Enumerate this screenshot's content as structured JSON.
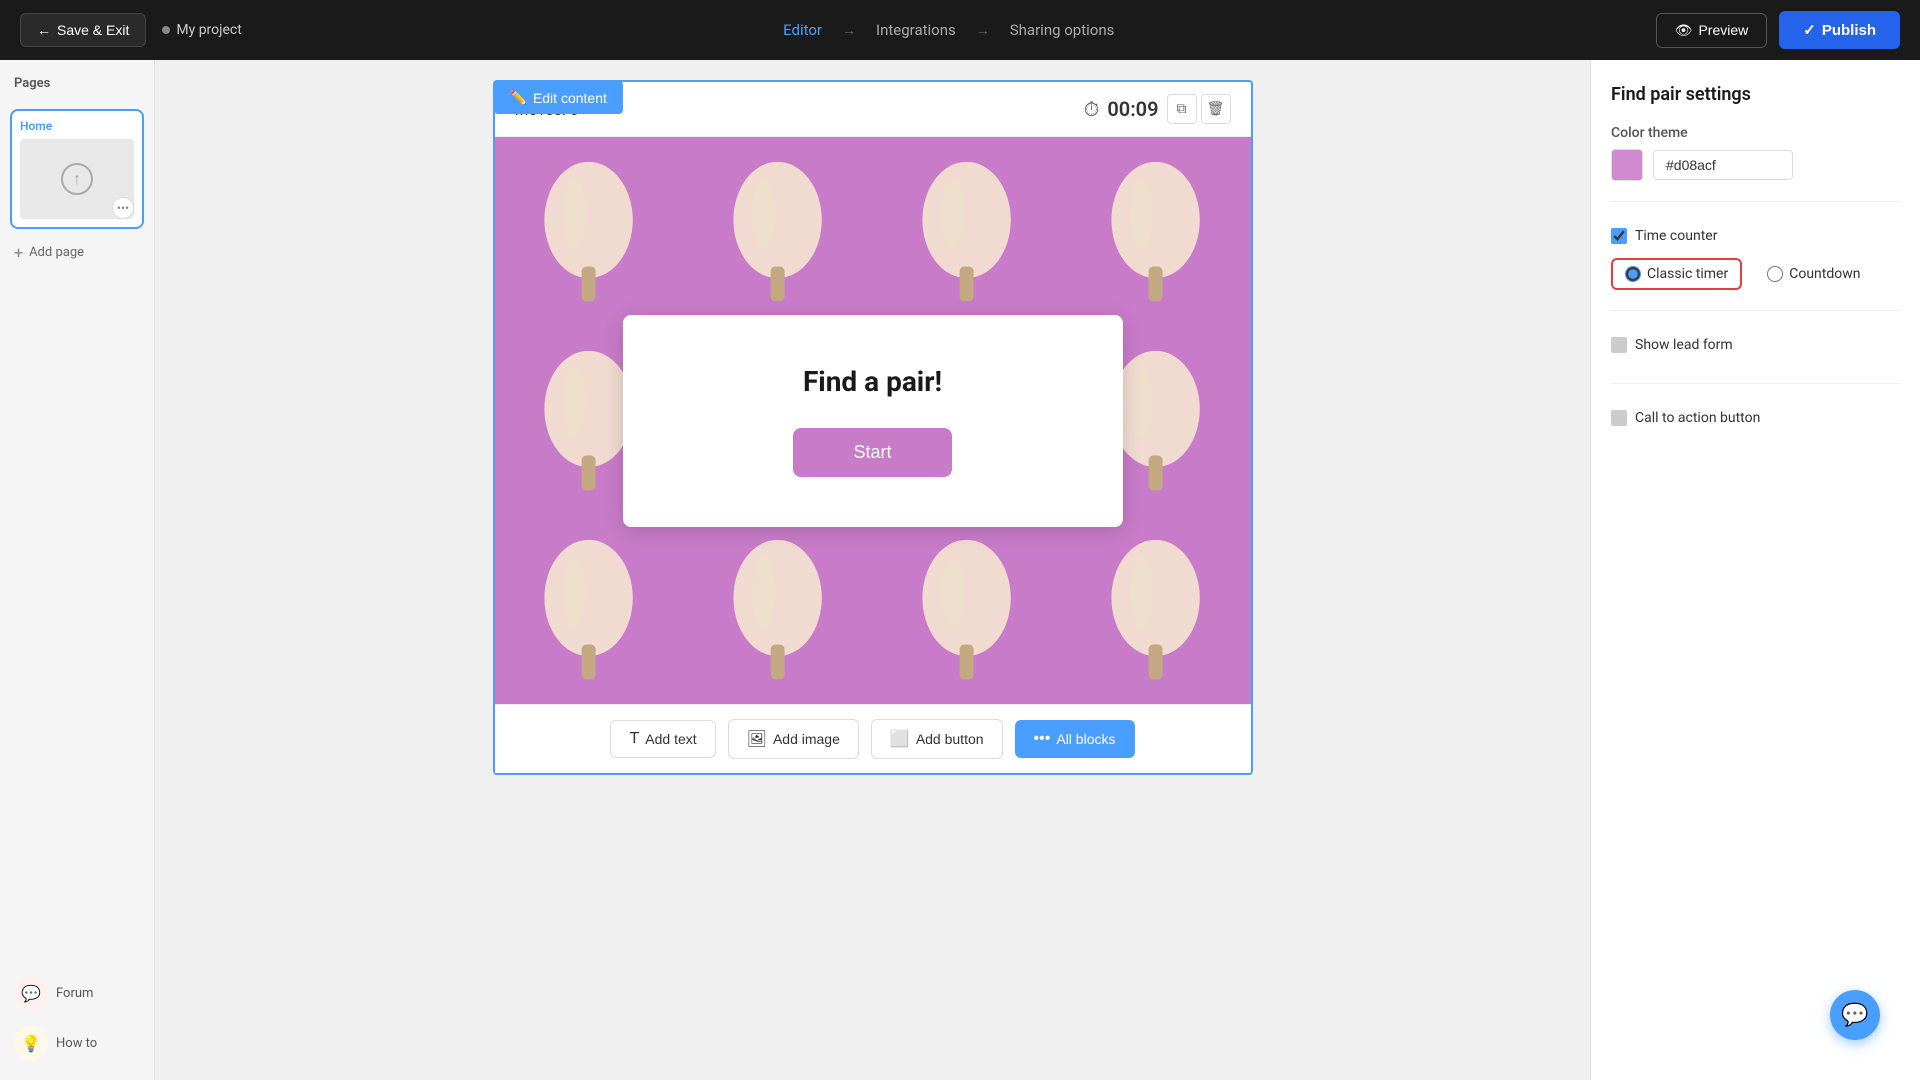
{
  "nav": {
    "save_exit_label": "Save & Exit",
    "project_name": "My project",
    "editor_label": "Editor",
    "integrations_label": "Integrations",
    "sharing_options_label": "Sharing options",
    "preview_label": "Preview",
    "publish_label": "Publish"
  },
  "sidebar": {
    "pages_title": "Pages",
    "home_page_label": "Home",
    "add_page_label": "Add page",
    "forum_label": "Forum",
    "howto_label": "How to"
  },
  "canvas": {
    "edit_content_label": "Edit content",
    "moves_label": "Moves:",
    "moves_value": "0",
    "timer_value": "00:09",
    "game_title": "Find a pair!",
    "start_btn_label": "Start",
    "add_text_label": "Add text",
    "add_image_label": "Add image",
    "add_button_label": "Add button",
    "all_blocks_label": "All blocks"
  },
  "right_panel": {
    "title": "Find pair settings",
    "color_theme_label": "Color theme",
    "color_value": "#d08acf",
    "time_counter_label": "Time counter",
    "classic_timer_label": "Classic timer",
    "countdown_label": "Countdown",
    "show_lead_form_label": "Show lead form",
    "call_to_action_label": "Call to action button"
  }
}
==============================
[Exercise] Output all of the records exactly as they appear above, but not the pictures.

[Task response]
Enumerate this screenshot's content as structured JSON.
{
  "nav": {
    "save_exit_label": "Save & Exit",
    "project_name": "My project",
    "editor_label": "Editor",
    "integrations_label": "Integrations",
    "sharing_options_label": "Sharing options",
    "preview_label": "Preview",
    "publish_label": "Publish"
  },
  "sidebar": {
    "pages_title": "Pages",
    "home_page_label": "Home",
    "add_page_label": "Add page",
    "forum_label": "Forum",
    "howto_label": "How to"
  },
  "canvas": {
    "edit_content_label": "Edit content",
    "moves_label": "Moves:",
    "moves_value": "0",
    "timer_value": "00:09",
    "game_title": "Find a pair!",
    "start_btn_label": "Start",
    "add_text_label": "Add text",
    "add_image_label": "Add image",
    "add_button_label": "Add button",
    "all_blocks_label": "All blocks"
  },
  "right_panel": {
    "title": "Find pair settings",
    "color_theme_label": "Color theme",
    "color_value": "#d08acf",
    "time_counter_label": "Time counter",
    "classic_timer_label": "Classic timer",
    "countdown_label": "Countdown",
    "show_lead_form_label": "Show lead form",
    "call_to_action_label": "Call to action button"
  }
}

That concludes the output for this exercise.